## What you will do
Each entry here needs to be set down again exactly, please; pictures are left out.

[Collected data entries]

:::

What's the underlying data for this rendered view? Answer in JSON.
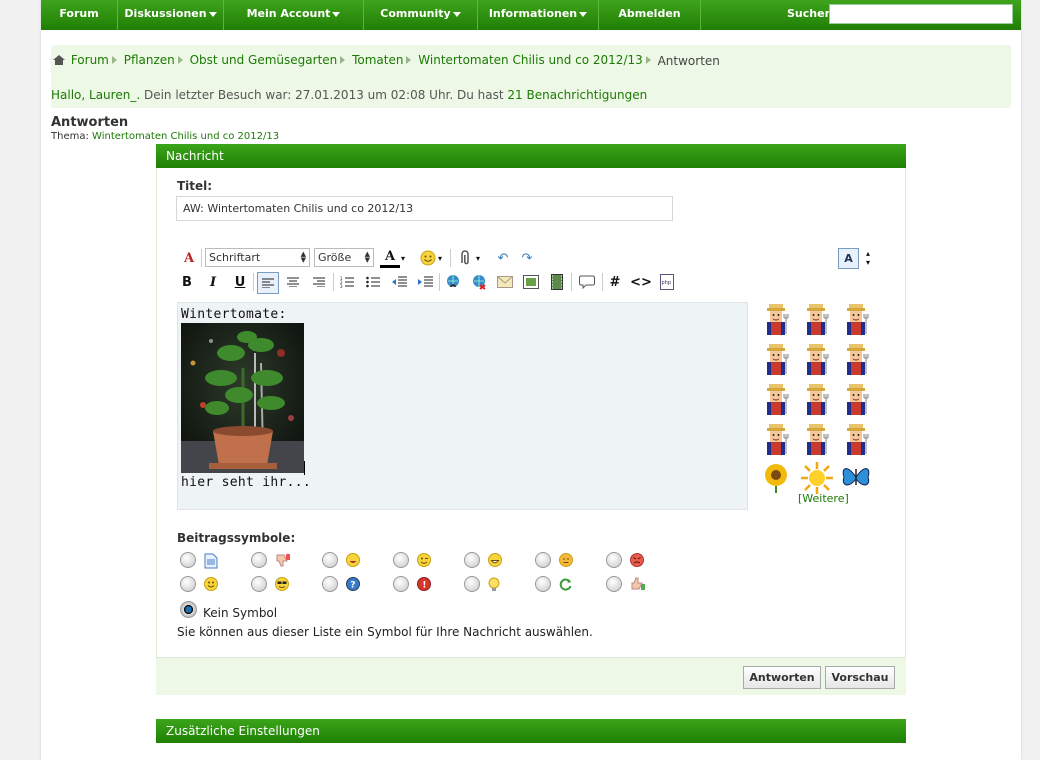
{
  "nav": {
    "items": [
      {
        "label": "Forum",
        "dropdown": false
      },
      {
        "label": "Diskussionen",
        "dropdown": true
      },
      {
        "label": "Mein Account",
        "dropdown": true
      },
      {
        "label": "Community",
        "dropdown": true
      },
      {
        "label": "Informationen",
        "dropdown": true
      },
      {
        "label": "Abmelden",
        "dropdown": false
      }
    ],
    "search_label": "Suchen",
    "search_value": ""
  },
  "breadcrumb": {
    "items": [
      "Forum",
      "Pflanzen",
      "Obst und Gemüsegarten",
      "Tomaten",
      "Wintertomaten Chilis und co 2012/13"
    ],
    "current": "Antworten"
  },
  "welcome": {
    "prefix": "Hallo, Lauren_.",
    "middle": " Dein letzter Besuch war: 27.01.2013 um 02:08 Uhr. Du hast ",
    "link": "21 Benachrichtigungen"
  },
  "page": {
    "title": "Antworten",
    "thema_label": "Thema:",
    "thema_link": "Wintertomaten Chilis und co 2012/13"
  },
  "message_panel": {
    "header": "Nachricht",
    "title_label": "Titel:",
    "title_value": "AW: Wintertomaten Chilis und co 2012/13",
    "font_select": "Schriftart",
    "size_select": "Größe",
    "editor_line1": "Wintertomate:",
    "editor_line2": "hier seht ihr...",
    "smilies_more": "[Weitere]",
    "symbols_label": "Beitragssymbole:",
    "no_symbol": "Kein Symbol",
    "symbols_hint": "Sie können aus dieser Liste ein Symbol für Ihre Nachricht auswählen.",
    "submit": "Antworten",
    "preview": "Vorschau"
  },
  "extra_panel": {
    "header": "Zusätzliche Einstellungen"
  },
  "colors": {
    "nav_green": "#2b8f0f",
    "link_green": "#1c7a06",
    "light_green_bg": "#eef8e6"
  }
}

:::

## The completed task
What's the underlying data for this rendered view? Answer in JSON.
{
  "nav": {
    "items": [
      {
        "label": "Forum",
        "dropdown": false
      },
      {
        "label": "Diskussionen",
        "dropdown": true
      },
      {
        "label": "Mein Account",
        "dropdown": true
      },
      {
        "label": "Community",
        "dropdown": true
      },
      {
        "label": "Informationen",
        "dropdown": true
      },
      {
        "label": "Abmelden",
        "dropdown": false
      }
    ],
    "search_label": "Suchen",
    "search_value": ""
  },
  "breadcrumb": {
    "items": [
      "Forum",
      "Pflanzen",
      "Obst und Gemüsegarten",
      "Tomaten",
      "Wintertomaten Chilis und co 2012/13"
    ],
    "current": "Antworten"
  },
  "welcome": {
    "prefix": "Hallo, Lauren_.",
    "middle": " Dein letzter Besuch war: 27.01.2013 um 02:08 Uhr. Du hast ",
    "link": "21 Benachrichtigungen"
  },
  "page": {
    "title": "Antworten",
    "thema_label": "Thema:",
    "thema_link": "Wintertomaten Chilis und co 2012/13"
  },
  "message_panel": {
    "header": "Nachricht",
    "title_label": "Titel:",
    "title_value": "AW: Wintertomaten Chilis und co 2012/13",
    "font_select": "Schriftart",
    "size_select": "Größe",
    "editor_line1": "Wintertomate:",
    "editor_line2": "hier seht ihr...",
    "smilies_more": "[Weitere]",
    "symbols_label": "Beitragssymbole:",
    "no_symbol": "Kein Symbol",
    "symbols_hint": "Sie können aus dieser Liste ein Symbol für Ihre Nachricht auswählen.",
    "submit": "Antworten",
    "preview": "Vorschau"
  },
  "extra_panel": {
    "header": "Zusätzliche Einstellungen"
  },
  "colors": {
    "nav_green": "#2b8f0f",
    "link_green": "#1c7a06",
    "light_green_bg": "#eef8e6"
  }
}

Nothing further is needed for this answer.